START Excerpt to read

But two prime sites remain vacant — the former Henri Bendel flagship at 712 Fifth Avenue, and the former Tommy Hilfiger store at 681 Fifth Avenue. Metropole’s Siegel is trying to lease the former Hilfiger space which he says has 22,000 square feet with 42 feet of frontage. Hilfiger closed his Fifth Avenue store in 2019 and continued to pay rent on the site until July 2023, when the lease expired. The former Henri Bendel site at 712 Fifth Avenue is owned by the Paramount Group real estate investment trust. Bendel’s closed in January 2019, and Harry Winston is expanding into some of the space. It’s a beautiful building with multiple levels and nooks and crannies with potential for a food hall, though retailers have noted it’s a challenging configuration for fashion merchandising.
Securing a Future
Rents in the upper 50s on Fifth are tracking at $2,500 to $3,000 a foot; in the lower 50s it’s closer to around $2,000 a foot. At one time, the corner of 57th and Fifth peaked at $5,000 a foot. Luxury brands take the view that if they have the money, and plan to occupy a Fifth Avenue location for the next few decades or longer, it pays to buy the property. They gain a salable asset that likely rises in value over time and can be leveraged if needed. In late November, Cushman & Wakefield reported that Fifth Avenue retained its spot as the world’s most expensive shopping street with average rents of $2,000 a square foot, followed by Tsim Sha Tsui in Hong Kong and Via Montenapoleone in Milan.

END Excerpt to read
START Material provided

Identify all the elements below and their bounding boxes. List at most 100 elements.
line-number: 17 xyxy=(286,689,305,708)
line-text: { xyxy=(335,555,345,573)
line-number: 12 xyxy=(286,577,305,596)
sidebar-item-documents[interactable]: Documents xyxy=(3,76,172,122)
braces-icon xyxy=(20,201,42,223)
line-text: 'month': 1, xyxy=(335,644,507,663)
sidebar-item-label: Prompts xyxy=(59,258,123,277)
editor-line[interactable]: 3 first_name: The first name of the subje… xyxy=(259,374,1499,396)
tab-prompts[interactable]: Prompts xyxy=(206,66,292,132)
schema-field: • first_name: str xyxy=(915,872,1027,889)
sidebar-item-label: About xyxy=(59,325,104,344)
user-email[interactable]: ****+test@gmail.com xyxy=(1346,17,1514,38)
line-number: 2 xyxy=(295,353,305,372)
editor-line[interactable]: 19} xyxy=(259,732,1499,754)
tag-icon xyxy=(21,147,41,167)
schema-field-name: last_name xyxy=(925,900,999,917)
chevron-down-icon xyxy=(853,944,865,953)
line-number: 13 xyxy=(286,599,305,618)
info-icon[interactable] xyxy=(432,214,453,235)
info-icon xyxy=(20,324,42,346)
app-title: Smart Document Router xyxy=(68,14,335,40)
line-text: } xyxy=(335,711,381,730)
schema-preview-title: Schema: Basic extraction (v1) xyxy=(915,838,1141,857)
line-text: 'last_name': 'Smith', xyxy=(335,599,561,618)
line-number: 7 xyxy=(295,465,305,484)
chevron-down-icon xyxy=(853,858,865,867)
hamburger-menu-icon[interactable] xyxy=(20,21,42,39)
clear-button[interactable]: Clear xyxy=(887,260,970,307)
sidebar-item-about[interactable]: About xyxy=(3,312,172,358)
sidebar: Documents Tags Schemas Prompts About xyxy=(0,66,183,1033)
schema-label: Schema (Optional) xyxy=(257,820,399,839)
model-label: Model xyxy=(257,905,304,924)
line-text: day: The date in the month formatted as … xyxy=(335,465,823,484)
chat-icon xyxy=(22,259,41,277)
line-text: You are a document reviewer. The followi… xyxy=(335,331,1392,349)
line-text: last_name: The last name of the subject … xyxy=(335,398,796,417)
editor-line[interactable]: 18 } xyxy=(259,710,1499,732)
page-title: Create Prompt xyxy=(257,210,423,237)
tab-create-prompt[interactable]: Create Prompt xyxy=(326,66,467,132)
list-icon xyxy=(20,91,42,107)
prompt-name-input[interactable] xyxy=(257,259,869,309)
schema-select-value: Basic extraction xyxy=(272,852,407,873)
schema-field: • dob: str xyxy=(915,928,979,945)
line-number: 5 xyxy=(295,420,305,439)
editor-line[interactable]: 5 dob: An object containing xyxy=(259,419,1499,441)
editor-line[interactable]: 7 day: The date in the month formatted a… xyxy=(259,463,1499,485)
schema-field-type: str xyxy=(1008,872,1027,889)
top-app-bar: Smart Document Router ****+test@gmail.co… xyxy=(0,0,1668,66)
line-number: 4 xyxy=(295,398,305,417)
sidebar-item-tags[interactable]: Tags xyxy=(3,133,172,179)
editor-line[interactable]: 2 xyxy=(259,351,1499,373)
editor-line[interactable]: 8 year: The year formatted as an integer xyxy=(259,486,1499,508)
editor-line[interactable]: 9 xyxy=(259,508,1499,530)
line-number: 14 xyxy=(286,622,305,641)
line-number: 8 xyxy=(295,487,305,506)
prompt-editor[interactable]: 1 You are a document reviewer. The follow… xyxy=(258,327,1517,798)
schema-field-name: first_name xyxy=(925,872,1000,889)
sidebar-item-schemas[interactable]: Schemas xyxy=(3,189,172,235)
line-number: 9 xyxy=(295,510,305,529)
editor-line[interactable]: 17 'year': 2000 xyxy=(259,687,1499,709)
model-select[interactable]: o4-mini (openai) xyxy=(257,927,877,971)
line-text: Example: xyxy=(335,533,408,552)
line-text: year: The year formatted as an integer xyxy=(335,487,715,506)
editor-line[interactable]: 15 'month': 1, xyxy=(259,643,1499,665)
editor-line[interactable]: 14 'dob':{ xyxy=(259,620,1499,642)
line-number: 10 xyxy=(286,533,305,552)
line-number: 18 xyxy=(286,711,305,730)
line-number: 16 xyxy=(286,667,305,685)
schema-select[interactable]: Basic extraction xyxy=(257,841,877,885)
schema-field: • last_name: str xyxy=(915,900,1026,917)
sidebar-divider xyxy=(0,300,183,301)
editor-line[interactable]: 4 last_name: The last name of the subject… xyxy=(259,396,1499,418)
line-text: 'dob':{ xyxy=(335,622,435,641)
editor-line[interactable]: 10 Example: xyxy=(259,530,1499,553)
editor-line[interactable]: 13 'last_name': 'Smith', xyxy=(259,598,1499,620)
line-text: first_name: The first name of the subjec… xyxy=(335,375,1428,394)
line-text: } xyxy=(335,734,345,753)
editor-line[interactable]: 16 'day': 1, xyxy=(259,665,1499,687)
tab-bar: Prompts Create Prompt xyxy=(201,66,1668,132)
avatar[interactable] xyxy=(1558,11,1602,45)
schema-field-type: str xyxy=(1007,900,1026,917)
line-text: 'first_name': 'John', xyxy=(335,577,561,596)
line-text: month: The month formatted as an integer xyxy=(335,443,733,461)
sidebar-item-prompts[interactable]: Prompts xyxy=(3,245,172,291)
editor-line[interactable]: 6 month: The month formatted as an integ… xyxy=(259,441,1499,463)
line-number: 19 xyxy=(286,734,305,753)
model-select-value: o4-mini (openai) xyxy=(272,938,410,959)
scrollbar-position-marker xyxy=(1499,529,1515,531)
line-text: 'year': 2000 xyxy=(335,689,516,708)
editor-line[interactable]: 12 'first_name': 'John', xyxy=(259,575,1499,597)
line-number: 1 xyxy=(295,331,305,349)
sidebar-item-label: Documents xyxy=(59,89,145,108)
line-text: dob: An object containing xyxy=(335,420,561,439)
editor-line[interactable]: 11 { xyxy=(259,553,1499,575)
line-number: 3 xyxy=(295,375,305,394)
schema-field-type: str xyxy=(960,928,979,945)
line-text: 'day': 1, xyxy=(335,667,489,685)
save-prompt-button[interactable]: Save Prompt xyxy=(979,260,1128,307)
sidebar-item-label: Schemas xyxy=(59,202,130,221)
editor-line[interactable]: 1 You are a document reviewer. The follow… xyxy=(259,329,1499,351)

END Material provided

> _Tasks for this exercise_:
**A)** Repeat everything in the passage on Fifth Avenue retail from "But two prime" down to "for fashion merchandising.".
**B)** In the passage on Fifth Avenue retail, when did the Henri Bendel store close?
**C)** Carry the passage on Fifth Avenue retail further, starting after its final sentence.
The entries come from a separate source.

> _Outputs for the tasks_:
**A)**
But two prime sites remain vacant — the former Henri Bendel flagship at 712 Fifth Avenue, and the former Tommy Hilfiger store at 681 Fifth Avenue. Metropole’s Siegel is trying to lease the former Hilfiger space which he says has 22,000 square feet with 42 feet of frontage. Hilfiger closed his Fifth Avenue store in 2019 and continued to pay rent on the site until July 2023, when the lease expired. The former Henri Bendel site at 712 Fifth Avenue is owned by the Paramount Group real estate investment trust. Bendel’s closed in January 2019, and Harry Winston is expanding into some of the space. It’s a beautiful building with multiple levels and nooks and crannies with potential for a food hall, though retailers have noted it’s a challenging configuration for fashion merchandising.

**B)** It closed in January 2019.

**C)**
“The number-one thing that’s happened on Fifth in the last year is investments from luxury users, but it’s now also a mass market story with the Ikea investment,” said Silverman, of Eastdil Secured. “Whether it’s Prada, Kering or Ikea, it’s all companies with spectacular access to information and intelligence,” enabling them to realize and tap into the area’s potential. “It’s the idea of wanting and making sure you secure a location for eternity. That’s becoming increasingly important.”
“Stores have to be more creative about the experiences they provide so when you come in, it’s an event that’s interesting, an art exhibit, or Champagne,” said Wils. “You have to provide personal attention, more things to look at and do. Tiffany is a good example of that. On every floor there is an enormous amount of artwork and every floor is different. Tiffany understands how to draw people in. But most of the retailers at this point know they have to do something, to go that extra mile. And stores have changed, particularly high-end luxury stores.”
“When you examine the retailing on Fifth Avenue from 42nd Street to 59th Street, it’s really broken into three different segments,” observed Gene Spiegelman, vice chairman and principal at Ripco Real Estate. Forty-second to 48th streets is a section more populated by mass merchants and still some local shops. Forty-eighth to 53rd streets, dominated by Rockefeller Center, St. Patrick’s Cathedral and Saks Fifth Avenue, is very tourist-oriented with several contemporary and mass-appeal stores such as Lego, Uniqlo, Zara, Cole Haan and Michael Kors. And from 54th to 59th streets it’s much more luxury retail and hotels, with The Peninsula, the St. Regis, Swarovski just opened at 680 Fifth, Chanel and Chopard recently opened, Rolex under construction, and the new Tiffany. Each of these segments have seen recovery.
“Another interesting storyline revolves around the future of Saks Fifth Avenue and Bergdorf Goodman,” Spiegelman added, referencing Saks’ owner HBC reaching a deal last month to acquire the Neiman Marcus Group which owns Bergdorf’s, and HBC’s approximate $250 million investment to renovate and modernize the Saks flagship.
For the Saks-Neiman’s merger to go through, it must be approved by the government. A decision could take months. Along Fifth Avenue, Spiegelman noted, “There really are different retail storylines,” suggesting a unique retail narrative.